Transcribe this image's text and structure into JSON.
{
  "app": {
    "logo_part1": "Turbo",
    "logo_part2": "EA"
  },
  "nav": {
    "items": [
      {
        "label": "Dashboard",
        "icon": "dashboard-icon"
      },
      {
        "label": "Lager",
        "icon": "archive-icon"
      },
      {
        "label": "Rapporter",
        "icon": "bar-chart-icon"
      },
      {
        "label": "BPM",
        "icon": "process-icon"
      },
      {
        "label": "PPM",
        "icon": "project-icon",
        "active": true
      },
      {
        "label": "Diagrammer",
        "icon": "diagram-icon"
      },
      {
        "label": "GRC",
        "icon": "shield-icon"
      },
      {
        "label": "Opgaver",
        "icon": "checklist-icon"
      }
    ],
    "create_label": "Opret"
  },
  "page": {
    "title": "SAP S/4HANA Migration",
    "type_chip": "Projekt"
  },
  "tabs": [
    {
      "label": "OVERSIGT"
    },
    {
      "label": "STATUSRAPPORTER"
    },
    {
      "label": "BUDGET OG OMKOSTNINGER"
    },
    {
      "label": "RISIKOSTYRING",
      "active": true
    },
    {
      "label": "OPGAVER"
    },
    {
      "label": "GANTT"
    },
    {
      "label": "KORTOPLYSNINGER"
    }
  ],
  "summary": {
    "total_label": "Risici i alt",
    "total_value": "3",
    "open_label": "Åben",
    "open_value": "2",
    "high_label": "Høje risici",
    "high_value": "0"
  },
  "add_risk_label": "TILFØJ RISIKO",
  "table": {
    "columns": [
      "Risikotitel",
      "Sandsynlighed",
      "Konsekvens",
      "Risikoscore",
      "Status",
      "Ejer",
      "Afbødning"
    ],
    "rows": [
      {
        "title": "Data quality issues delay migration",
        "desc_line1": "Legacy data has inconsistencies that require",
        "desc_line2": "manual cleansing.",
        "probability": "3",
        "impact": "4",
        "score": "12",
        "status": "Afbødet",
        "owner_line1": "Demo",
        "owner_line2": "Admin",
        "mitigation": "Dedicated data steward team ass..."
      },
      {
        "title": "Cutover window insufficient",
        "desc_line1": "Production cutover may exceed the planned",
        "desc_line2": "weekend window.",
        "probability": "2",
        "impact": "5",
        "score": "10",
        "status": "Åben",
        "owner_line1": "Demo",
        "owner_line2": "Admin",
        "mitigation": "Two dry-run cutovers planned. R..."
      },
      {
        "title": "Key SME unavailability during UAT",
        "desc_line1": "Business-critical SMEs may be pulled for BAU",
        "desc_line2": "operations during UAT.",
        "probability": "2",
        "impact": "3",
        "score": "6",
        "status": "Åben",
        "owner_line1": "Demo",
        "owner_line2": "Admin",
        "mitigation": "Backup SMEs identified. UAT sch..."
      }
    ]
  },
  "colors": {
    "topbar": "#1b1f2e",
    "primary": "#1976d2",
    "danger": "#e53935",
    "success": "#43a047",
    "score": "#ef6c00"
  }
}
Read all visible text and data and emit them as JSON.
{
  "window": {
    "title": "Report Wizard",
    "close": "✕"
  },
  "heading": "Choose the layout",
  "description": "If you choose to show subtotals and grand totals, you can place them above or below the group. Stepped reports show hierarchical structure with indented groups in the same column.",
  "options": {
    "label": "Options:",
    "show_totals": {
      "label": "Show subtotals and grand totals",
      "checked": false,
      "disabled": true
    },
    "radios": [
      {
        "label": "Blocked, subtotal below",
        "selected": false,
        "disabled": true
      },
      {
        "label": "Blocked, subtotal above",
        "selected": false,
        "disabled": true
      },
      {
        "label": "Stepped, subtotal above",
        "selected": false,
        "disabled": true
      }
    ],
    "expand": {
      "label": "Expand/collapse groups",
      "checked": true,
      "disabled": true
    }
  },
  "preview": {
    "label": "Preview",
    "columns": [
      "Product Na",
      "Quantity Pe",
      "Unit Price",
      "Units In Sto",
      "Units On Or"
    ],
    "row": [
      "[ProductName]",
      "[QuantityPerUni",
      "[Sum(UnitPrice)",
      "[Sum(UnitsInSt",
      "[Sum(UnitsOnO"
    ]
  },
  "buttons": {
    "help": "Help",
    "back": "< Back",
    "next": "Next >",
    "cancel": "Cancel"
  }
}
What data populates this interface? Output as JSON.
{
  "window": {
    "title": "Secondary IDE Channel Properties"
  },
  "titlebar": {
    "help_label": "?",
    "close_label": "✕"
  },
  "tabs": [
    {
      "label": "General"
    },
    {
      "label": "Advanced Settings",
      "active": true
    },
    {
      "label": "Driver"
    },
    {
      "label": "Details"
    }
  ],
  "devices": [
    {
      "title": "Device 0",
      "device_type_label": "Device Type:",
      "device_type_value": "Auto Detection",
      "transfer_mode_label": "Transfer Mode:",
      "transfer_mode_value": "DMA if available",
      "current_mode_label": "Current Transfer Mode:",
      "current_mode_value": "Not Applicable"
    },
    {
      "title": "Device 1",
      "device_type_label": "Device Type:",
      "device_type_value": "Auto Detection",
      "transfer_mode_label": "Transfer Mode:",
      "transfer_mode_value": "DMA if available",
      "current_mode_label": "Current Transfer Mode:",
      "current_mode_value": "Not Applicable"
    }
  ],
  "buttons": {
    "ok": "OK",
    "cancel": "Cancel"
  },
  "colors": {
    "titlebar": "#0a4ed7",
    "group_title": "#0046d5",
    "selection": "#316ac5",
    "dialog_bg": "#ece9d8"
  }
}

§ **The request**
Copy each line above that contains the string "during".

§ **Result of this task**
        "title": "Key SME unavailability during UAT",
        "desc_line2": "operations during UAT.",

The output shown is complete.